------ Dataset extract

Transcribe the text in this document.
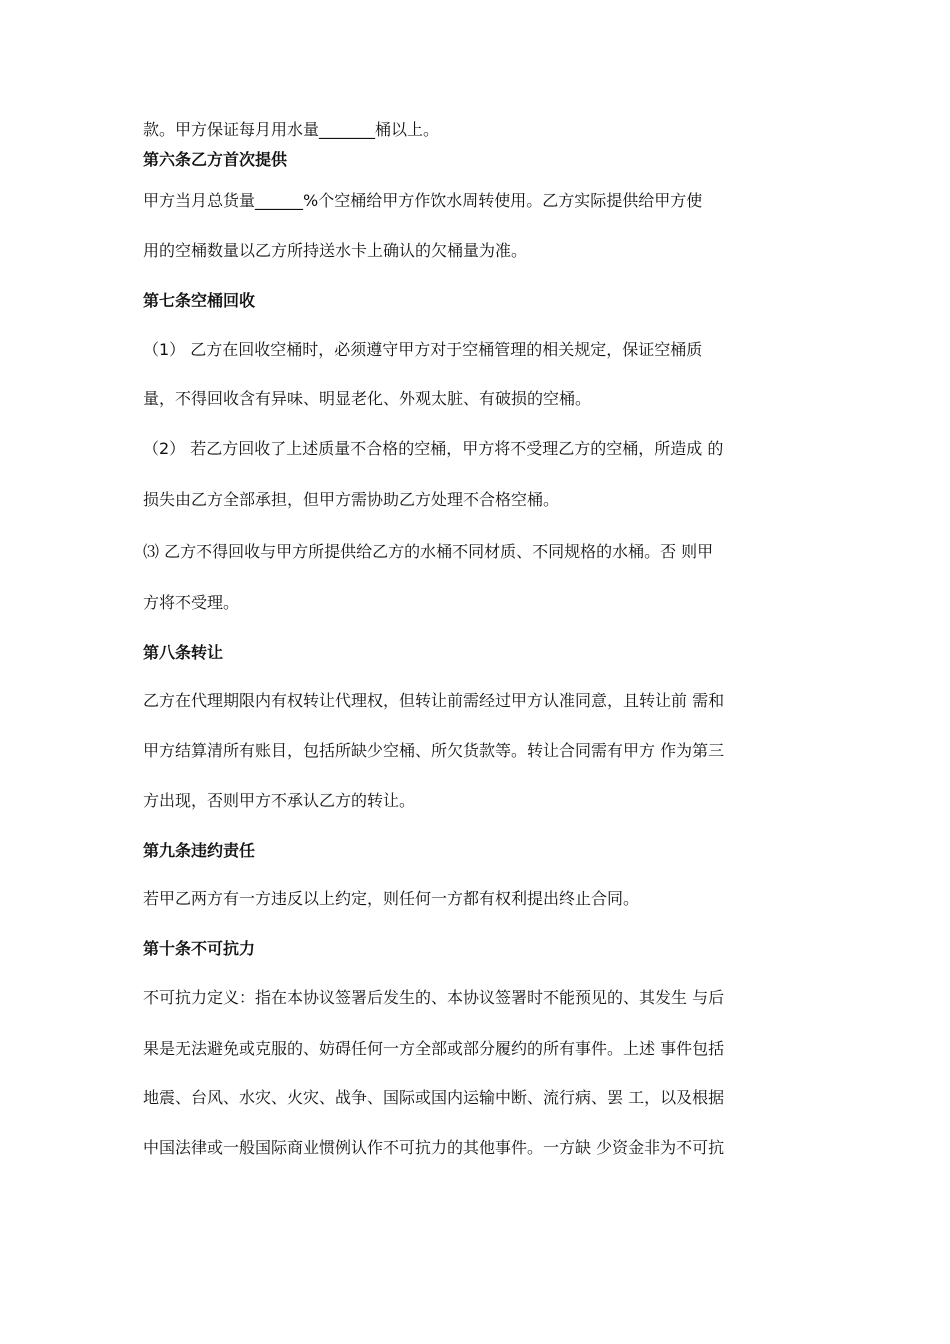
款。甲方保证每月用水量_______桶以上。
第六条乙方首次提供
甲方当月总货量______%个空桶给甲方作饮水周转使用。乙方实际提供给甲方使
用的空桶数量以乙方所持送水卡上确认的欠桶量为准。
第七条空桶回收
（1） 乙方在回收空桶时，必须遵守甲方对于空桶管理的相关规定，保证空桶质
量，不得回收含有异味、明显老化、外观太脏、有破损的空桶。
（2） 若乙方回收了上述质量不合格的空桶，甲方将不受理乙方的空桶，所造成 的
损失由乙方全部承担，但甲方需协助乙方处理不合格空桶。
⑶ 乙方不得回收与甲方所提供给乙方的水桶不同材质、不同规格的水桶。否 则甲
方将不受理。
第八条转让
乙方在代理期限内有权转让代理权，但转让前需经过甲方认准同意，且转让前 需和
甲方结算清所有账目，包括所缺少空桶、所欠货款等。转让合同需有甲方 作为第三
方出现，否则甲方不承认乙方的转让。
第九条违约责任
若甲乙两方有一方违反以上约定，则任何一方都有权利提出终止合同。
第十条不可抗力
不可抗力定义：指在本协议签署后发生的、本协议签署时不能预见的、其发生 与后
果是无法避免或克服的、妨碍任何一方全部或部分履约的所有事件。上述 事件包括
地震、台风、水灾、火灾、战争、国际或国内运输中断、流行病、罢 工，以及根据
中国法律或一般国际商业惯例认作不可抗力的其他事件。一方缺 少资金非为不可抗
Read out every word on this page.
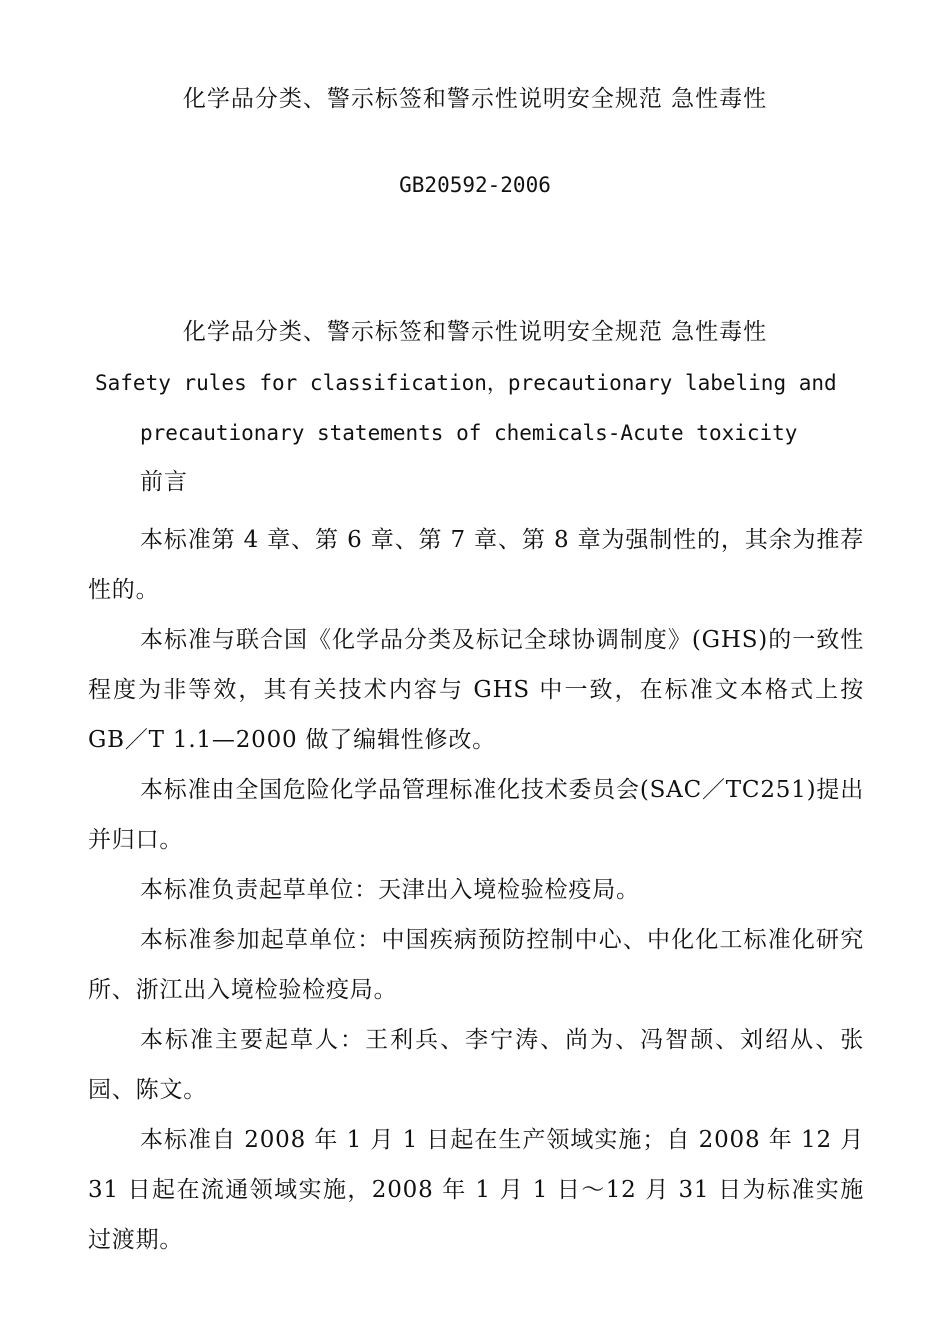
化学品分类、警示标签和警示性说明安全规范 急性毒性
GB20592-2006
化学品分类、警示标签和警示性说明安全规范 急性毒性
Safety rules for classification，precautionary labeling and
precautionary statements of chemicals-Acute toxicity
前言

本标准第 4 章、第 6 章、第 7 章、第 8 章为强制性的，其余为推荐性的。

本标准与联合国《化学品分类及标记全球协调制度》(GHS)的一致性程度为非等效，其有关技术内容与 GHS 中一致，在标准文本格式上按 GB／T 1.1—2000 做了编辑性修改。

本标准由全国危险化学品管理标准化技术委员会(SAC／TC251)提出并归口。

本标准负责起草单位：天津出入境检验检疫局。

本标准参加起草单位：中国疾病预防控制中心、中化化工标准化研究所、浙江出入境检验检疫局。

本标准主要起草人：王利兵、李宁涛、尚为、冯智颉、刘绍从、张园、陈文。

本标准自 2008 年 1 月 1 日起在生产领域实施；自 2008 年 12 月 31 日起在流通领域实施，2008 年 1 月 1 日～12 月 31 日为标准实施过渡期。
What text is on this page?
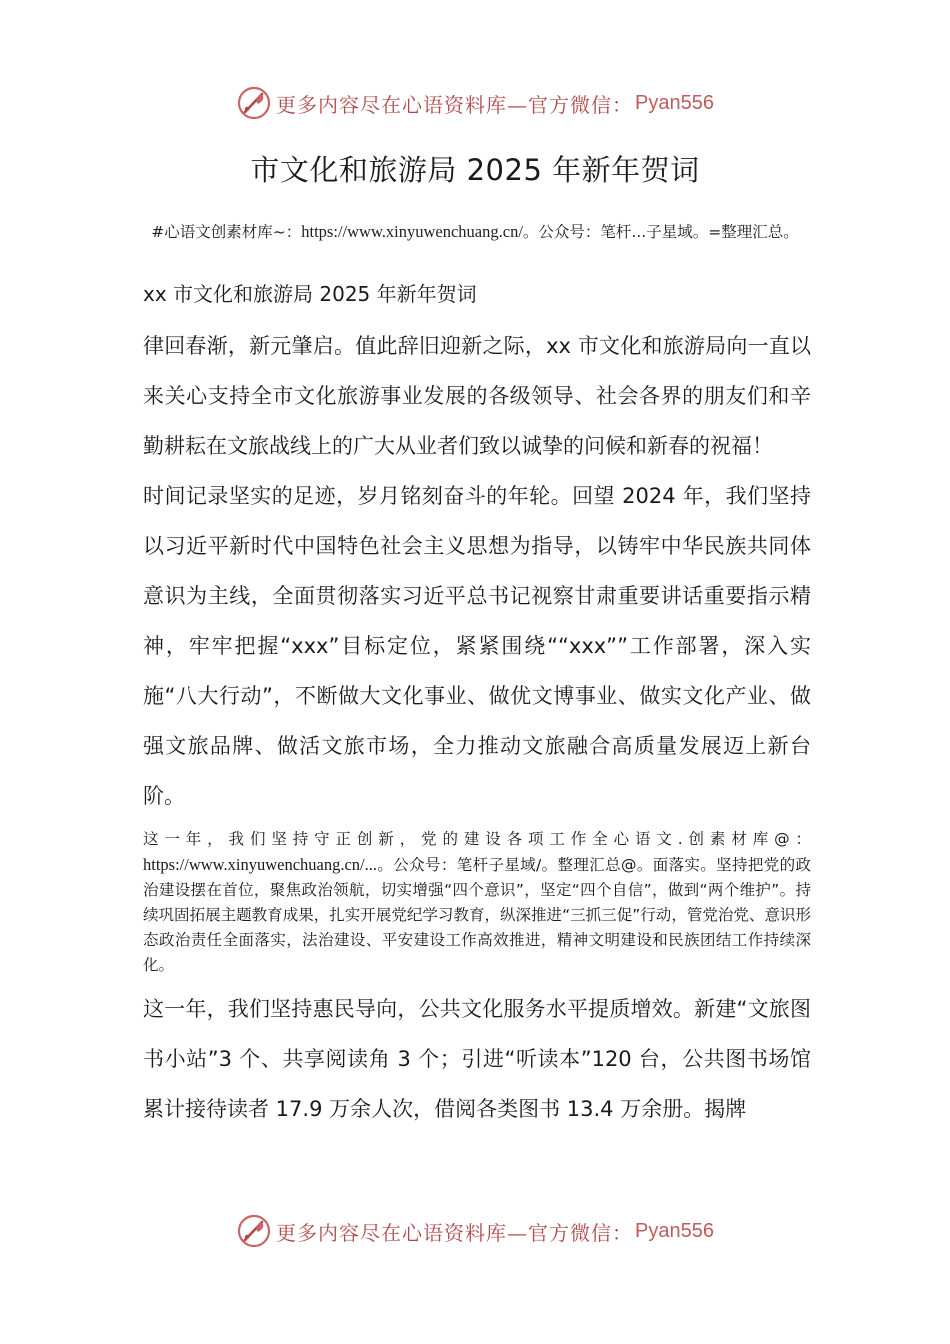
更多内容尽在心语资料库—官方微信： Pyan556
市文化和旅游局 2025 年新年贺词
#心语文创素材库~：https://www.xinyuwenchuang.cn/。公众号：笔杆...子星域。=整理汇总。

xx 市文化和旅游局 2025 年新年贺词

律回春渐，新元肇启。值此辞旧迎新之际，xx 市文化和旅游局向一直以来关心支持全市文化旅游事业发展的各级领导、社会各界的朋友们和辛勤耕耘在文旅战线上的广大从业者们致以诚挚的问候和新春的祝福！

时间记录坚实的足迹，岁月铭刻奋斗的年轮。回望 2024 年，我们坚持以习近平新时代中国特色社会主义思想为指导，以铸牢中华民族共同体意识为主线，全面贯彻落实习近平总书记视察甘肃重要讲话重要指示精神，牢牢把握“xxx”目标定位，紧紧围绕““xxx””工作部署，深入实施“八大行动”，不断做大文化事业、做优文博事业、做实文化产业、做强文旅品牌、做活文旅市场，全力推动文旅融合高质量发展迈上新台阶。

这一年，我们坚持守正创新，党的建设各项工作全心语文.创素材库@： https://www.xinyuwenchuang.cn/...。公众号：笔杆子星域/。整理汇总@。面落实。坚持把党的政治建设摆在首位，聚焦政治领航，切实增强“四个意识”，坚定“四个自信”，做到“两个维护”。持续巩固拓展主题教育成果，扎实开展党纪学习教育，纵深推进“三抓三促”行动，管党治党、意识形态政治责任全面落实，法治建设、平安建设工作高效推进，精神文明建设和民族团结工作持续深化。

这一年，我们坚持惠民导向，公共文化服务水平提质增效。新建“文旅图书小站”3 个、共享阅读角 3 个；引进“听读本”120 台，公共图书场馆累计接待读者 17.9 万余人次，借阅各类图书 13.4 万余册。揭牌

更多内容尽在心语资料库—官方微信： Pyan556
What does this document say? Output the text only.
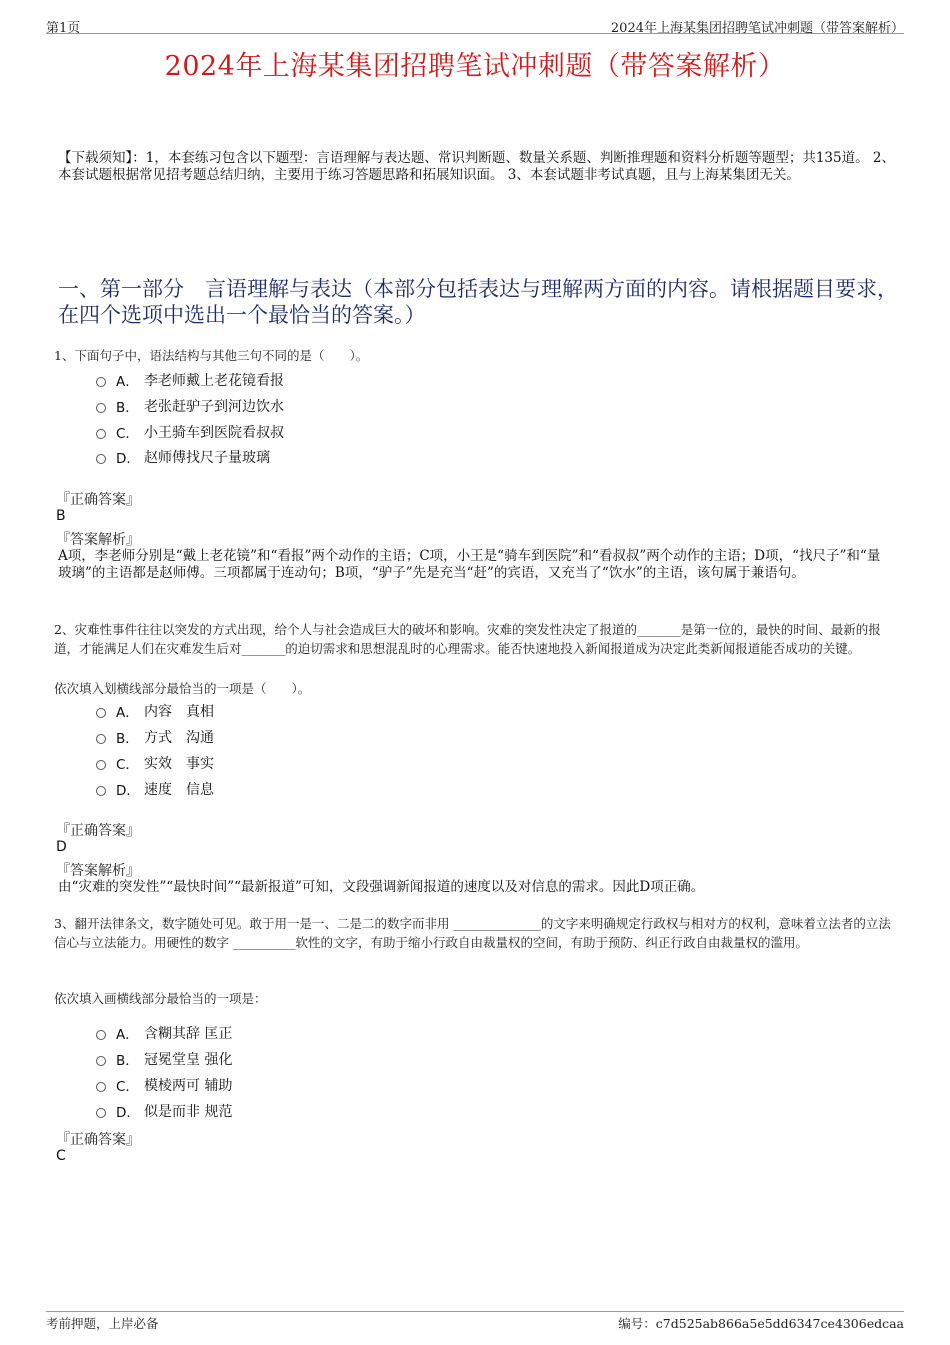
第1页	2024年上海某集团招聘笔试冲刺题（带答案解析）
2024年上海某集团招聘笔试冲刺题（带答案解析）
【下载须知】：1，本套练习包含以下题型：言语理解与表达题、常识判断题、数量关系题、判断推理题和资料分析题等题型；共135道。 2、本套试题根据常见招考题总结归纳，主要用于练习答题思路和拓展知识面。 3、本套试题非考试真题，且与上海某集团无关。
一、第一部分　言语理解与表达（本部分包括表达与理解两方面的内容。请根据题目要求，在四个选项中选出一个最恰当的答案。）
1、下面句子中，语法结构与其他三句不同的是（　　）。
A． 李老师戴上老花镜看报
B． 老张赶驴子到河边饮水
C． 小王骑车到医院看叔叔
D． 赵师傅找尺子量玻璃
『正确答案』
B
『答案解析』
A项，李老师分别是“戴上老花镜”和“看报”两个动作的主语；C项，小王是“骑车到医院”和“看叔叔”两个动作的主语；D项，“找尺子”和“量玻璃”的主语都是赵师傅。三项都属于连动句；B项，“驴子”先是充当“赶”的宾语，又充当了“饮水”的主语，该句属于兼语句。
2、灾难性事件往往以突发的方式出现，给个人与社会造成巨大的破坏和影响。灾难的突发性决定了报道的_______是第一位的，最快的时间、最新的报道，才能满足人们在灾难发生后对_______的迫切需求和思想混乱时的心理需求。能否快速地投入新闻报道成为决定此类新闻报道能否成功的关键。
依次填入划横线部分最恰当的一项是（　　）。
A． 内容　真相
B． 方式　沟通
C． 实效　事实
D． 速度　信息
『正确答案』
D
『答案解析』
由“灾难的突发性”“最快时间”“最新报道”可知，文段强调新闻报道的速度以及对信息的需求。因此D项正确。
3、翻开法律条文，数字随处可见。敢于用一是一、二是二的数字而非用 ______________的文字来明确规定行政权与相对方的权利，意味着立法者的立法信心与立法能力。用硬性的数字 __________软性的文字，有助于缩小行政自由裁量权的空间，有助于预防、纠正行政自由裁量权的滥用。
依次填入画横线部分最恰当的一项是：
A． 含糊其辞 匡正
B． 冠冕堂皇 强化
C． 模棱两可 辅助
D． 似是而非 规范
『正确答案』
C
考前押题，上岸必备	编号：c7d525ab866a5e5dd6347ce4306edcaa
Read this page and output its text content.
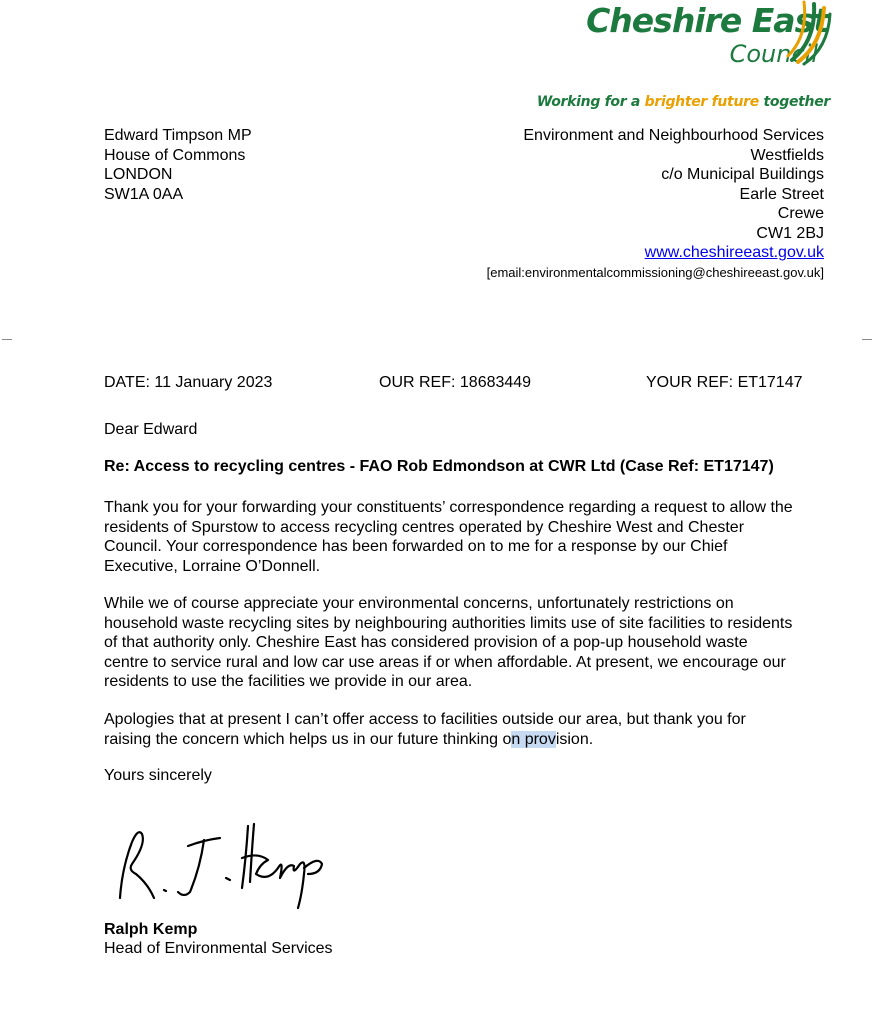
Cheshire East
Council
Working for a brighter future together
Edward Timpson MP
House of Commons
LONDON
SW1A 0AA
Environment and Neighbourhood Services
Westfields
c/o Municipal Buildings
Earle Street
Crewe
CW1 2BJ
www.cheshireeast.gov.uk
[email:environmentalcommissioning@cheshireeast.gov.uk]
DATE: 11 January 2023	OUR REF: 18683449	YOUR REF: ET17147
Dear Edward
Re: Access to recycling centres - FAO Rob Edmondson at CWR Ltd (Case Ref: ET17147)
Thank you for your forwarding your constituents’ correspondence regarding a request to allow the
residents of Spurstow to access recycling centres operated by Cheshire West and Chester
Council. Your correspondence has been forwarded on to me for a response by our Chief
Executive, Lorraine O’Donnell.
While we of course appreciate your environmental concerns, unfortunately restrictions on
household waste recycling sites by neighbouring authorities limits use of site facilities to residents
of that authority only. Cheshire East has considered provision of a pop-up household waste
centre to service rural and low car use areas if or when affordable. At present, we encourage our
residents to use the facilities we provide in our area.
Apologies that at present I can’t offer access to facilities outside our area, but thank you for
raising the concern which helps us in our future thinking on provision.
Yours sincerely
Ralph Kemp
Head of Environmental Services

------------

- **Requirement**
Scan the listing above. Gather each line that contains the word "整理汇总".

- **Complete output**
#心语文创素材库~：https://www.xinyuwenchuang.cn/。公众号：笔杆...子星域。=整理汇总。
这一年，我们坚持守正创新，党的建设各项工作全心语文.创素材库@： https://www.xinyuwenchuang.cn/...。公众号：笔杆子星域/。整理汇总@。面落实。坚持把党的政治建设摆在首位，聚焦政治领航，切实增强“四个意识”，坚定“四个自信”，做到“两个维护”。持续巩固拓展主题教育成果，扎实开展党纪学习教育，纵深推进“三抓三促”行动，管党治党、意识形态政治责任全面落实，法治建设、平安建设工作高效推进，精神文明建设和民族团结工作持续深化。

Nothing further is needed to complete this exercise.